Extracted material:
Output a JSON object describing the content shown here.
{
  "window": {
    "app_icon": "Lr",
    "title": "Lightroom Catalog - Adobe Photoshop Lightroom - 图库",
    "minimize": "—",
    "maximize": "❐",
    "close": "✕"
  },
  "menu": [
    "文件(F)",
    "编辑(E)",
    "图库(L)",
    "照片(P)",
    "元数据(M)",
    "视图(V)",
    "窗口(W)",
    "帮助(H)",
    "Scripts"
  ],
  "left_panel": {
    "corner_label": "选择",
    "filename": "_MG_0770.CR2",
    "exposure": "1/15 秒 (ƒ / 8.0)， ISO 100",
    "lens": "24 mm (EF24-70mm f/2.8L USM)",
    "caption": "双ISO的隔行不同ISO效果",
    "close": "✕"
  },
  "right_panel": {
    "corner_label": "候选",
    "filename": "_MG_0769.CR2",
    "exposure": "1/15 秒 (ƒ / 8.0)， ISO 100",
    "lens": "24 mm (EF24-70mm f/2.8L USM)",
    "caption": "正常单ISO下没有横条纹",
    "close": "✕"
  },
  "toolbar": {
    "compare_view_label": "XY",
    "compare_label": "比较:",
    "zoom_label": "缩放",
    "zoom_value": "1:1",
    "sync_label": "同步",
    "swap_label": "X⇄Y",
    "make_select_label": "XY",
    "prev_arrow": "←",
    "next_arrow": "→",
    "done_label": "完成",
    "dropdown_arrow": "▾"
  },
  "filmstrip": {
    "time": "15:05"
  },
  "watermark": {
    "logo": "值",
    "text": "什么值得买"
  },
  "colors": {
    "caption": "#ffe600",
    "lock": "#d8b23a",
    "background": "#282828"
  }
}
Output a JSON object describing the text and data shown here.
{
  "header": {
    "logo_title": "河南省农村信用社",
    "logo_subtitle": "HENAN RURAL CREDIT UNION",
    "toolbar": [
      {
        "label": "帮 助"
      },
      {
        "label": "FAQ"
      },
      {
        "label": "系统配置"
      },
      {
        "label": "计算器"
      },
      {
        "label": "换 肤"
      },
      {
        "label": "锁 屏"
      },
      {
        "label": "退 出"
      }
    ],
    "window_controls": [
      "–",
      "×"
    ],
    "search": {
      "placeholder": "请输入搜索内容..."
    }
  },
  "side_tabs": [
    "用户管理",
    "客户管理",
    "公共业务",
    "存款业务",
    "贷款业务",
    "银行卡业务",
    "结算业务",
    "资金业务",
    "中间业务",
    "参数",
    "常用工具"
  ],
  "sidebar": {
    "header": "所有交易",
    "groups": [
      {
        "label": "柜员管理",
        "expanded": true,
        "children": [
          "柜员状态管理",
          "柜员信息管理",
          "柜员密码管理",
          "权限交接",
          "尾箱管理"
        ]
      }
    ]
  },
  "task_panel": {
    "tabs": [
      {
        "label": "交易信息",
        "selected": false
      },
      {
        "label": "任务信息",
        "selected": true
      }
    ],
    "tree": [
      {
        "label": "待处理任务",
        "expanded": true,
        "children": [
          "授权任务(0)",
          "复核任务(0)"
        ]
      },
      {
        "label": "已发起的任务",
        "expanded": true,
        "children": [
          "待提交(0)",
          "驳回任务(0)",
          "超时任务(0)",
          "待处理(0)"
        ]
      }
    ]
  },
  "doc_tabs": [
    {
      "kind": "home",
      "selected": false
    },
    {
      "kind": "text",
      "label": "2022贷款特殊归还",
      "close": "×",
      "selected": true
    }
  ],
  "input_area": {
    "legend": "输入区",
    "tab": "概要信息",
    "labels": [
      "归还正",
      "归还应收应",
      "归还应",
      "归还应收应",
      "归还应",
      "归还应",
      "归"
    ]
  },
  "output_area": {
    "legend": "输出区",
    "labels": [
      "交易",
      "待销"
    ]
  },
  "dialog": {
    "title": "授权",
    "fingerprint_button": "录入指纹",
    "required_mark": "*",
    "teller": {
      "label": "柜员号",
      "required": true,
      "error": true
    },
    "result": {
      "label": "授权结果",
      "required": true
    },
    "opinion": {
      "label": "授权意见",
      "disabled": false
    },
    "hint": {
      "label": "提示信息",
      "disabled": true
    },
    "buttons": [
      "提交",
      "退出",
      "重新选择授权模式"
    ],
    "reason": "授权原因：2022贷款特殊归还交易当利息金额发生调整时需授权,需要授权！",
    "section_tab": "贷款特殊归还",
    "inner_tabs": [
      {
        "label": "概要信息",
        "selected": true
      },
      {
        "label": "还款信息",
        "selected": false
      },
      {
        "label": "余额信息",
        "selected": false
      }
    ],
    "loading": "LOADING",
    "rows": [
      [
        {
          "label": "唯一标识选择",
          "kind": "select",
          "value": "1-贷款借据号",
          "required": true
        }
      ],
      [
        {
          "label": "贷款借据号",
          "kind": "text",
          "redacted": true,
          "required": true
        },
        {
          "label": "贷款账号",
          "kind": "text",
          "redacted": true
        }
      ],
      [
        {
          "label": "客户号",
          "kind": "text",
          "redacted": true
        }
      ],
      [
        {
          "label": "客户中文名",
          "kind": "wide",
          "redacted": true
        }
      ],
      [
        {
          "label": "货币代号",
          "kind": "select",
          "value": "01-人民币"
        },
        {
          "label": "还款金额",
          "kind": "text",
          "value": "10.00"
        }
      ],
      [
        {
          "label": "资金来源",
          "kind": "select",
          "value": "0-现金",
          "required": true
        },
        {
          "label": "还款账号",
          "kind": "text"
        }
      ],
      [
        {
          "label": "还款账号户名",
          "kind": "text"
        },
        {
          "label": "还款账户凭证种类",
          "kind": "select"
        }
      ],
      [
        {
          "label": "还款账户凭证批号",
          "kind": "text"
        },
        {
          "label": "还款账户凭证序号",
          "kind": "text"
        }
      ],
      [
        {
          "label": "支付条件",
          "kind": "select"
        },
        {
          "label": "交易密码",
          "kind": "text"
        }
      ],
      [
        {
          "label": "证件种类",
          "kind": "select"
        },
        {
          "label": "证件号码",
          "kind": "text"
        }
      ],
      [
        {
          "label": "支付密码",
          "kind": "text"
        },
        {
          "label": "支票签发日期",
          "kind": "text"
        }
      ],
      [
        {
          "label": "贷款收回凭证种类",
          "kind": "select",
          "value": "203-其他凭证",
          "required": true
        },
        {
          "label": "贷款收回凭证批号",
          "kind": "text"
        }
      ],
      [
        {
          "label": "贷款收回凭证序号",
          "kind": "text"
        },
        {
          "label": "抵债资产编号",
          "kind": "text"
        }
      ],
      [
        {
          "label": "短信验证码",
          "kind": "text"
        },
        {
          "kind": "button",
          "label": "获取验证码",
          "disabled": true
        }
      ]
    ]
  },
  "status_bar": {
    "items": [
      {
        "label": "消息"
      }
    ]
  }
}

Problem description:
Repeat every entry exactly, please.

Solution to this exercise:
Output a JSON object describing the content shown here.
{
  "window": {
    "app_icon": "Lr",
    "title": "Lightroom Catalog - Adobe Photoshop Lightroom - 图库",
    "minimize": "—",
    "maximize": "❐",
    "close": "✕"
  },
  "menu": [
    "文件(F)",
    "编辑(E)",
    "图库(L)",
    "照片(P)",
    "元数据(M)",
    "视图(V)",
    "窗口(W)",
    "帮助(H)",
    "Scripts"
  ],
  "left_panel": {
    "corner_label": "选择",
    "filename": "_MG_0770.CR2",
    "exposure": "1/15 秒 (ƒ / 8.0)， ISO 100",
    "lens": "24 mm (EF24-70mm f/2.8L USM)",
    "caption": "双ISO的隔行不同ISO效果",
    "close": "✕"
  },
  "right_panel": {
    "corner_label": "候选",
    "filename": "_MG_0769.CR2",
    "exposure": "1/15 秒 (ƒ / 8.0)， ISO 100",
    "lens": "24 mm (EF24-70mm f/2.8L USM)",
    "caption": "正常单ISO下没有横条纹",
    "close": "✕"
  },
  "toolbar": {
    "compare_view_label": "XY",
    "compare_label": "比较:",
    "zoom_label": "缩放",
    "zoom_value": "1:1",
    "sync_label": "同步",
    "swap_label": "X⇄Y",
    "make_select_label": "XY",
    "prev_arrow": "←",
    "next_arrow": "→",
    "done_label": "完成",
    "dropdown_arrow": "▾"
  },
  "filmstrip": {
    "time": "15:05"
  },
  "watermark": {
    "logo": "值",
    "text": "什么值得买"
  },
  "colors": {
    "caption": "#ffe600",
    "lock": "#d8b23a",
    "background": "#282828"
  }
}
Output a JSON object describing the text and data shown here.
{
  "header": {
    "logo_title": "河南省农村信用社",
    "logo_subtitle": "HENAN RURAL CREDIT UNION",
    "toolbar": [
      {
        "label": "帮 助"
      },
      {
        "label": "FAQ"
      },
      {
        "label": "系统配置"
      },
      {
        "label": "计算器"
      },
      {
        "label": "换 肤"
      },
      {
        "label": "锁 屏"
      },
      {
        "label": "退 出"
      }
    ],
    "window_controls": [
      "–",
      "×"
    ],
    "search": {
      "placeholder": "请输入搜索内容..."
    }
  },
  "side_tabs": [
    "用户管理",
    "客户管理",
    "公共业务",
    "存款业务",
    "贷款业务",
    "银行卡业务",
    "结算业务",
    "资金业务",
    "中间业务",
    "参数",
    "常用工具"
  ],
  "sidebar": {
    "header": "所有交易",
    "groups": [
      {
        "label": "柜员管理",
        "expanded": true,
        "children": [
          "柜员状态管理",
          "柜员信息管理",
          "柜员密码管理",
          "权限交接",
          "尾箱管理"
        ]
      }
    ]
  },
  "task_panel": {
    "tabs": [
      {
        "label": "交易信息",
        "selected": false
      },
      {
        "label": "任务信息",
        "selected": true
      }
    ],
    "tree": [
      {
        "label": "待处理任务",
        "expanded": true,
        "children": [
          "授权任务(0)",
          "复核任务(0)"
        ]
      },
      {
        "label": "已发起的任务",
        "expanded": true,
        "children": [
          "待提交(0)",
          "驳回任务(0)",
          "超时任务(0)",
          "待处理(0)"
        ]
      }
    ]
  },
  "doc_tabs": [
    {
      "kind": "home",
      "selected": false
    },
    {
      "kind": "text",
      "label": "2022贷款特殊归还",
      "close": "×",
      "selected": true
    }
  ],
  "input_area": {
    "legend": "输入区",
    "tab": "概要信息",
    "labels": [
      "归还正",
      "归还应收应",
      "归还应",
      "归还应收应",
      "归还应",
      "归还应",
      "归"
    ]
  },
  "output_area": {
    "legend": "输出区",
    "labels": [
      "交易",
      "待销"
    ]
  },
  "dialog": {
    "title": "授权",
    "fingerprint_button": "录入指纹",
    "required_mark": "*",
    "teller": {
      "label": "柜员号",
      "required": true,
      "error": true
    },
    "result": {
      "label": "授权结果",
      "required": true
    },
    "opinion": {
      "label": "授权意见",
      "disabled": false
    },
    "hint": {
      "label": "提示信息",
      "disabled": true
    },
    "buttons": [
      "提交",
      "退出",
      "重新选择授权模式"
    ],
    "reason": "授权原因：2022贷款特殊归还交易当利息金额发生调整时需授权,需要授权！",
    "section_tab": "贷款特殊归还",
    "inner_tabs": [
      {
        "label": "概要信息",
        "selected": true
      },
      {
        "label": "还款信息",
        "selected": false
      },
      {
        "label": "余额信息",
        "selected": false
      }
    ],
    "loading": "LOADING",
    "rows": [
      [
        {
          "label": "唯一标识选择",
          "kind": "select",
          "value": "1-贷款借据号",
          "required": true
        }
      ],
      [
        {
          "label": "贷款借据号",
          "kind": "text",
          "redacted": true,
          "required": true
        },
        {
          "label": "贷款账号",
          "kind": "text",
          "redacted": true
        }
      ],
      [
        {
          "label": "客户号",
          "kind": "text",
          "redacted": true
        }
      ],
      [
        {
          "label": "客户中文名",
          "kind": "wide",
          "redacted": true
        }
      ],
      [
        {
          "label": "货币代号",
          "kind": "select",
          "value": "01-人民币"
        },
        {
          "label": "还款金额",
          "kind": "text",
          "value": "10.00"
        }
      ],
      [
        {
          "label": "资金来源",
          "kind": "select",
          "value": "0-现金",
          "required": true
        },
        {
          "label": "还款账号",
          "kind": "text"
        }
      ],
      [
        {
          "label": "还款账号户名",
          "kind": "text"
        },
        {
          "label": "还款账户凭证种类",
          "kind": "select"
        }
      ],
      [
        {
          "label": "还款账户凭证批号",
          "kind": "text"
        },
        {
          "label": "还款账户凭证序号",
          "kind": "text"
        }
      ],
      [
        {
          "label": "支付条件",
          "kind": "select"
        },
        {
          "label": "交易密码",
          "kind": "text"
        }
      ],
      [
        {
          "label": "证件种类",
          "kind": "select"
        },
        {
          "label": "证件号码",
          "kind": "text"
        }
      ],
      [
        {
          "label": "支付密码",
          "kind": "text"
        },
        {
          "label": "支票签发日期",
          "kind": "text"
        }
      ],
      [
        {
          "label": "贷款收回凭证种类",
          "kind": "select",
          "value": "203-其他凭证",
          "required": true
        },
        {
          "label": "贷款收回凭证批号",
          "kind": "text"
        }
      ],
      [
        {
          "label": "贷款收回凭证序号",
          "kind": "text"
        },
        {
          "label": "抵债资产编号",
          "kind": "text"
        }
      ],
      [
        {
          "label": "短信验证码",
          "kind": "text"
        },
        {
          "kind": "button",
          "label": "获取验证码",
          "disabled": true
        }
      ]
    ]
  },
  "status_bar": {
    "items": [
      {
        "label": "消息"
      }
    ]
  }
}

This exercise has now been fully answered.